-- start of DATA RECORDS --

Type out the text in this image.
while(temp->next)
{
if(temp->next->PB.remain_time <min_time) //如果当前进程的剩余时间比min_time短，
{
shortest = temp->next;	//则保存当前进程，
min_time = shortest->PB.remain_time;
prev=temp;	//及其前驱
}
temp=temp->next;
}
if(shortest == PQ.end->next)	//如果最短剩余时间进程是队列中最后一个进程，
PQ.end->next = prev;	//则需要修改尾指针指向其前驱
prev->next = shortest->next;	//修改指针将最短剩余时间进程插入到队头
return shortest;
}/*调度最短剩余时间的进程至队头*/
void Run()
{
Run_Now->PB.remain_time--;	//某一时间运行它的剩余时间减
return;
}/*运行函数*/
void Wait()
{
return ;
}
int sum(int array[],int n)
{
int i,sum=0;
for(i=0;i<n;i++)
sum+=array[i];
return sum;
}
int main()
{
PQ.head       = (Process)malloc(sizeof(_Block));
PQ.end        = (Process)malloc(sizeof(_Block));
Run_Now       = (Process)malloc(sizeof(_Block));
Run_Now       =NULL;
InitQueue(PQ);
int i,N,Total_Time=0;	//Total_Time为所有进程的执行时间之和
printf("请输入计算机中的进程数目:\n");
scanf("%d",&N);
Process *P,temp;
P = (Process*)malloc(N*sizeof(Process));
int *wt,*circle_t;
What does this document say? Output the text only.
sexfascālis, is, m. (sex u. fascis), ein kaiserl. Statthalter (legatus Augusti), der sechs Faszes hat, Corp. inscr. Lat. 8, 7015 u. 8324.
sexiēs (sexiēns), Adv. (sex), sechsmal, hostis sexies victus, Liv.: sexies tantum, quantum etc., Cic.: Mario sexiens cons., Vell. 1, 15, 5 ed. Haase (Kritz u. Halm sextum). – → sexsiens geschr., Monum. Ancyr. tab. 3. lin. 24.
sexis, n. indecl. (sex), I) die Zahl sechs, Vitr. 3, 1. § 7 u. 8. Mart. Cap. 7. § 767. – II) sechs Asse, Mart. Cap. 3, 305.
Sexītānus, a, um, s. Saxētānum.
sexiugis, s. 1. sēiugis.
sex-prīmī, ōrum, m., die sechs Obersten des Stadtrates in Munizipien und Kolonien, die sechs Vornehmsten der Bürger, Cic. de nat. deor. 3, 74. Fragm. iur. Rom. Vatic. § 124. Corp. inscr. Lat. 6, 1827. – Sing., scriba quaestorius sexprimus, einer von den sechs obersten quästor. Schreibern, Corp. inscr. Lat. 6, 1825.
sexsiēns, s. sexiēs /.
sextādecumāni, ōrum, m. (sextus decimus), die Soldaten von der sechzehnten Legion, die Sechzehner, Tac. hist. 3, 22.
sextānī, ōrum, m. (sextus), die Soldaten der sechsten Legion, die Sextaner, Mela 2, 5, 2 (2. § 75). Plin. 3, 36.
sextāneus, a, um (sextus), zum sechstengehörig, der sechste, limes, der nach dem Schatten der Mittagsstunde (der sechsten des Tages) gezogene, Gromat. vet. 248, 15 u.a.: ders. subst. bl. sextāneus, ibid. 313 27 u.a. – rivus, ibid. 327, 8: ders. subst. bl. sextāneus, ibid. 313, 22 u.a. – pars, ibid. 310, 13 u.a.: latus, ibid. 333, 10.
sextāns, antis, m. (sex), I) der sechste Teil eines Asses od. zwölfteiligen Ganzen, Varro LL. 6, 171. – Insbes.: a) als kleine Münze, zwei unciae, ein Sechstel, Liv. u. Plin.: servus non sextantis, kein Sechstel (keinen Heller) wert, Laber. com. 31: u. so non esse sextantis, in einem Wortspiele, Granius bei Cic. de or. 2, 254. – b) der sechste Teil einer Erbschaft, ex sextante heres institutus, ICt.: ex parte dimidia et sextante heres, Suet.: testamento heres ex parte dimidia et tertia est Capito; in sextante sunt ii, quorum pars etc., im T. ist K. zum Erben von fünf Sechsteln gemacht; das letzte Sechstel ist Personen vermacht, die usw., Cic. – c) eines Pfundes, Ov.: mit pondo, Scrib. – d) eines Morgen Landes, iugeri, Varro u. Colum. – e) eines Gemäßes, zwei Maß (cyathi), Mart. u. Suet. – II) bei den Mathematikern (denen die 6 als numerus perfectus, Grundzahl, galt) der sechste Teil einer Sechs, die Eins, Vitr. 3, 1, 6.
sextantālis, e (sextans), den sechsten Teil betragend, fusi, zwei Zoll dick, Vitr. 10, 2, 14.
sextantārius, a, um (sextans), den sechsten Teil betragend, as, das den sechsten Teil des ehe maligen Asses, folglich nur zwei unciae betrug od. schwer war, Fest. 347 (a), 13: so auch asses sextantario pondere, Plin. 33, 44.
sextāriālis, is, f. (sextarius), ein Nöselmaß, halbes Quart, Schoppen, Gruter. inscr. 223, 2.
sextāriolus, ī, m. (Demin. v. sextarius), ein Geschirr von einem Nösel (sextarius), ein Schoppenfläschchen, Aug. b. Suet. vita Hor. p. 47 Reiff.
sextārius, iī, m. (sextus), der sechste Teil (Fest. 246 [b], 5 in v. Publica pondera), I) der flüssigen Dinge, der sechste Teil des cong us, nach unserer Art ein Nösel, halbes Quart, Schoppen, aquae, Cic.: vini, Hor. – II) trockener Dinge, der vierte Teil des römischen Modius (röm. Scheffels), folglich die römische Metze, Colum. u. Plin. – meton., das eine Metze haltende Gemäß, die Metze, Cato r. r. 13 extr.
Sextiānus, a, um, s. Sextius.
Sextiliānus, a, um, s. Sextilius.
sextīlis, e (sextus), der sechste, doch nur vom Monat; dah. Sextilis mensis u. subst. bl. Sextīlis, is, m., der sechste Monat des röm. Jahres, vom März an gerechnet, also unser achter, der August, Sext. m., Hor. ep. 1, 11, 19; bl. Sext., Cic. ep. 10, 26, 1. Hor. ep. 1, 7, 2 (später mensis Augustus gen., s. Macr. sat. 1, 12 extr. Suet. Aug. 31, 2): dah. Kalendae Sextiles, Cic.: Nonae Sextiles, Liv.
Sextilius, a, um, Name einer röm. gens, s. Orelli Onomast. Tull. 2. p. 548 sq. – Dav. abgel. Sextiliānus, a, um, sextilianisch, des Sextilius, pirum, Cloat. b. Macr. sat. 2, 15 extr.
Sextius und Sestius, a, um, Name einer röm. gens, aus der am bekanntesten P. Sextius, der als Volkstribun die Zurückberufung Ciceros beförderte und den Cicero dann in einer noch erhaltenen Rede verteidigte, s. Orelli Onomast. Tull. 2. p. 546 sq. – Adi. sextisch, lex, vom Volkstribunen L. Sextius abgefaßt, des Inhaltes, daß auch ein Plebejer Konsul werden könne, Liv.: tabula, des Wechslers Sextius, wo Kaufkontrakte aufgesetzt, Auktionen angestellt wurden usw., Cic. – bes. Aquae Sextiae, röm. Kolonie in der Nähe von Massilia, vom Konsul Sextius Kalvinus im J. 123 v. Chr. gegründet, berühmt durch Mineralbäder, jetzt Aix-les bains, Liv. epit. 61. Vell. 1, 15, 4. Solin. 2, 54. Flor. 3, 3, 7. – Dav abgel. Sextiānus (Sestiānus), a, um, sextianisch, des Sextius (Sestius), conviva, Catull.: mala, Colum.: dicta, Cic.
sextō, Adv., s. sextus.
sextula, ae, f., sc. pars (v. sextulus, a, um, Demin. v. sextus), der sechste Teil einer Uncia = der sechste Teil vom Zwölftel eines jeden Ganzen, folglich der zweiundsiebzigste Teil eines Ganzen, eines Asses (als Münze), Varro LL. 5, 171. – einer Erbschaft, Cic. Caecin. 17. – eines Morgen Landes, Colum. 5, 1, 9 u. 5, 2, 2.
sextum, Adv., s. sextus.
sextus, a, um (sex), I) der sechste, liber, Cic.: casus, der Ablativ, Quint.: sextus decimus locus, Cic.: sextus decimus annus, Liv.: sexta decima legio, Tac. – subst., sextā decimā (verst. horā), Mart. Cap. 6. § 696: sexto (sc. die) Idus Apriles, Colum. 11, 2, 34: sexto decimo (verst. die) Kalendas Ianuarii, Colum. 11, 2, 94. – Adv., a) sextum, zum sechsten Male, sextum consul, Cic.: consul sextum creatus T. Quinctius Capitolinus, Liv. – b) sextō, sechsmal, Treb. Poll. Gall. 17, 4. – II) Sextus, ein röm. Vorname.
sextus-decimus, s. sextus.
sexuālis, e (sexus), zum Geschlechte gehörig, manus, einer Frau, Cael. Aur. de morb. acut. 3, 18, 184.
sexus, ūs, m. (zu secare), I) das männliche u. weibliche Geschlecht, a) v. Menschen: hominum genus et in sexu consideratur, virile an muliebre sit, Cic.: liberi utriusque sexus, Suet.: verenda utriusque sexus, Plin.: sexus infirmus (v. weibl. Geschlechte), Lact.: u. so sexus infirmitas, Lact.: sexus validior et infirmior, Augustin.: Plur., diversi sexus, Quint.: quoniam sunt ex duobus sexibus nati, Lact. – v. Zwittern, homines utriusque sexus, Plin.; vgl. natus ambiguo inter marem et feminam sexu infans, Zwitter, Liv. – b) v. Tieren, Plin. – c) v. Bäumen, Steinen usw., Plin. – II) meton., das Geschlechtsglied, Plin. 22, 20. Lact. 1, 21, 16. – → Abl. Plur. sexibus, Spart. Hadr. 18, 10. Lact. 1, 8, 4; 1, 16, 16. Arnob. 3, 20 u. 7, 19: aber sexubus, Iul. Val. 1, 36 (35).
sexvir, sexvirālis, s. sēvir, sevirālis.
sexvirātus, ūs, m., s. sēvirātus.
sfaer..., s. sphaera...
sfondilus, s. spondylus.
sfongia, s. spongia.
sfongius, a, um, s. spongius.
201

-- end of DATA RECORDS --

Search the data above for the string "Sextiānus" and return every line that has it.

> _RESPONSE BELOW_
Sextiānus, a, um, s. Sextius.
Sextius und Sestius, a, um, Name einer röm. gens, aus der am bekanntesten P. Sextius, der als Volkstribun die Zurückberufung Ciceros beförderte und den Cicero dann in einer noch erhaltenen Rede verteidigte, s. Orelli Onomast. Tull. 2. p. 546 sq. – Adi. sextisch, lex, vom Volkstribunen L. Sextius abgefaßt, des Inhaltes, daß auch ein Plebejer Konsul werden könne, Liv.: tabula, des Wechslers Sextius, wo Kaufkontrakte aufgesetzt, Auktionen angestellt wurden usw., Cic. – bes. Aquae Sextiae, röm. Kolonie in der Nähe von Massilia, vom Konsul Sextius Kalvinus im J. 123 v. Chr. gegründet, berühmt durch Mineralbäder, jetzt Aix-les bains, Liv. epit. 61. Vell. 1, 15, 4. Solin. 2, 54. Flor. 3, 3, 7. – Dav abgel. Sextiānus (Sestiānus), a, um, sextianisch, des Sextius (Sestius), conviva, Catull.: mala, Colum.: dicta, Cic.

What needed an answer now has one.